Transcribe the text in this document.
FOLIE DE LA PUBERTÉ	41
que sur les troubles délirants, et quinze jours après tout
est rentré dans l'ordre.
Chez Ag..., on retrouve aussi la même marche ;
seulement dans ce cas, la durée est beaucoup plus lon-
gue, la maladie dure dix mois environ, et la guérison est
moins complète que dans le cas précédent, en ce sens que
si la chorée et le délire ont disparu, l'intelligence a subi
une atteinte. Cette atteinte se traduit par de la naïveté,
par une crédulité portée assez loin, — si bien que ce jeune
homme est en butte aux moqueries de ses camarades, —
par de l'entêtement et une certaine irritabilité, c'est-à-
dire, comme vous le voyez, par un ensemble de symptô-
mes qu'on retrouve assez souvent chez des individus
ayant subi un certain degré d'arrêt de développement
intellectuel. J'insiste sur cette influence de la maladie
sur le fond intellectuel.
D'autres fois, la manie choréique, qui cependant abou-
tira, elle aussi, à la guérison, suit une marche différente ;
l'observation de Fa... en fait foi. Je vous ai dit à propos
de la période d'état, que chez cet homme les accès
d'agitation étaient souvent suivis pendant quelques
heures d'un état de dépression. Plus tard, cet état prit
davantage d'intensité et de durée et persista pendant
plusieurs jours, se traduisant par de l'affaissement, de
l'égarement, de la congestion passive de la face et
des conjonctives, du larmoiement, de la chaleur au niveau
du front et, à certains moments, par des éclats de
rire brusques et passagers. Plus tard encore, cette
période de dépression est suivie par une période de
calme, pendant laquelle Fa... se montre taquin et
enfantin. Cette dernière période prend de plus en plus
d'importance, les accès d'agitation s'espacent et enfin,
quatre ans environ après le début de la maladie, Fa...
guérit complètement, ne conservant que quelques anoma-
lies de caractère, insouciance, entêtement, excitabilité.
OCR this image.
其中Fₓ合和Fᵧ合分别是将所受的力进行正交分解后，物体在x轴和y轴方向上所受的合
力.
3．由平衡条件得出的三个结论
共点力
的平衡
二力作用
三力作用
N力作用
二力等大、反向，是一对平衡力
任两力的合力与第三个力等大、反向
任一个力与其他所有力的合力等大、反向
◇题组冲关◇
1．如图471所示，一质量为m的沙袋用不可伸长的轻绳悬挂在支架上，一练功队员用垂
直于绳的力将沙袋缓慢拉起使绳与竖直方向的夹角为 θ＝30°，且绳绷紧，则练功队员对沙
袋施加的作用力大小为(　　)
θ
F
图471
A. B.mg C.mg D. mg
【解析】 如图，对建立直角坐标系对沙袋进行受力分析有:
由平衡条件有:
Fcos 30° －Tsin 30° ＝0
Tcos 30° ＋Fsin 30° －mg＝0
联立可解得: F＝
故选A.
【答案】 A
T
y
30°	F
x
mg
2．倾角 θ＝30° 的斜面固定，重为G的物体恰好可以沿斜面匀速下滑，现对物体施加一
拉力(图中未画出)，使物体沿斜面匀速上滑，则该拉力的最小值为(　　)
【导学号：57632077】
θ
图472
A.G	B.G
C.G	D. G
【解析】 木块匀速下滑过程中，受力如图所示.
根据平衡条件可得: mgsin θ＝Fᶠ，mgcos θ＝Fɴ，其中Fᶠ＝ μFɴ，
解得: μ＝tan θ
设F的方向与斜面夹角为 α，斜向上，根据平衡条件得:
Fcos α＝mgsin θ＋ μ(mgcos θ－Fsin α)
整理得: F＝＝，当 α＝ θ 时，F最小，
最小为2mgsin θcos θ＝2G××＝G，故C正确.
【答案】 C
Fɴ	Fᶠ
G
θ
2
------------------------------------------------------------
Set down the material above again, word for word.

Transcribe the text in this document.
FOLIE DE LA PUBERTÉ	41
que sur les troubles délirants, et quinze jours après tout
est rentré dans l'ordre.
Chez Ag..., on retrouve aussi la même marche ;
seulement dans ce cas, la durée est beaucoup plus lon-
gue, la maladie dure dix mois environ, et la guérison est
moins complète que dans le cas précédent, en ce sens que
si la chorée et le délire ont disparu, l'intelligence a subi
une atteinte. Cette atteinte se traduit par de la naïveté,
par une crédulité portée assez loin, — si bien que ce jeune
homme est en butte aux moqueries de ses camarades, —
par de l'entêtement et une certaine irritabilité, c'est-à-
dire, comme vous le voyez, par un ensemble de symptô-
mes qu'on retrouve assez souvent chez des individus
ayant subi un certain degré d'arrêt de développement
intellectuel. J'insiste sur cette influence de la maladie
sur le fond intellectuel.
D'autres fois, la manie choréique, qui cependant abou-
tira, elle aussi, à la guérison, suit une marche différente ;
l'observation de Fa... en fait foi. Je vous ai dit à propos
de la période d'état, que chez cet homme les accès
d'agitation étaient souvent suivis pendant quelques
heures d'un état de dépression. Plus tard, cet état prit
davantage d'intensité et de durée et persista pendant
plusieurs jours, se traduisant par de l'affaissement, de
l'égarement, de la congestion passive de la face et
des conjonctives, du larmoiement, de la chaleur au niveau
du front et, à certains moments, par des éclats de
rire brusques et passagers. Plus tard encore, cette
période de dépression est suivie par une période de
calme, pendant laquelle Fa... se montre taquin et
enfantin. Cette dernière période prend de plus en plus
d'importance, les accès d'agitation s'espacent et enfin,
quatre ans environ après le début de la maladie, Fa...
guérit complètement, ne conservant que quelques anoma-
lies de caractère, insouciance, entêtement, excitabilité.
OCR this image.
其中Fₓ合和Fᵧ合分别是将所受的力进行正交分解后，物体在x轴和y轴方向上所受的合
力.
3．由平衡条件得出的三个结论
共点力
的平衡
二力作用
三力作用
N力作用
二力等大、反向，是一对平衡力
任两力的合力与第三个力等大、反向
任一个力与其他所有力的合力等大、反向
◇题组冲关◇
1．如图471所示，一质量为m的沙袋用不可伸长的轻绳悬挂在支架上，一练功队员用垂
直于绳的力将沙袋缓慢拉起使绳与竖直方向的夹角为 θ＝30°，且绳绷紧，则练功队员对沙
袋施加的作用力大小为(　　)
θ
F
图471
A. B.mg C.mg D. mg
【解析】 如图，对建立直角坐标系对沙袋进行受力分析有:
由平衡条件有:
Fcos 30° －Tsin 30° ＝0
Tcos 30° ＋Fsin 30° －mg＝0
联立可解得: F＝
故选A.
【答案】 A
T
y
30°	F
x
mg
2．倾角 θ＝30° 的斜面固定，重为G的物体恰好可以沿斜面匀速下滑，现对物体施加一
拉力(图中未画出)，使物体沿斜面匀速上滑，则该拉力的最小值为(　　)
【导学号：57632077】
θ
图472
A.G	B.G
C.G	D. G
【解析】 木块匀速下滑过程中，受力如图所示.
根据平衡条件可得: mgsin θ＝Fᶠ，mgcos θ＝Fɴ，其中Fᶠ＝ μFɴ，
解得: μ＝tan θ
设F的方向与斜面夹角为 α，斜向上，根据平衡条件得:
Fcos α＝mgsin θ＋ μ(mgcos θ－Fsin α)
整理得: F＝＝，当 α＝ θ 时，F最小，
最小为2mgsin θcos θ＝2G××＝G，故C正确.
【答案】 C
Fɴ	Fᶠ
G
θ
2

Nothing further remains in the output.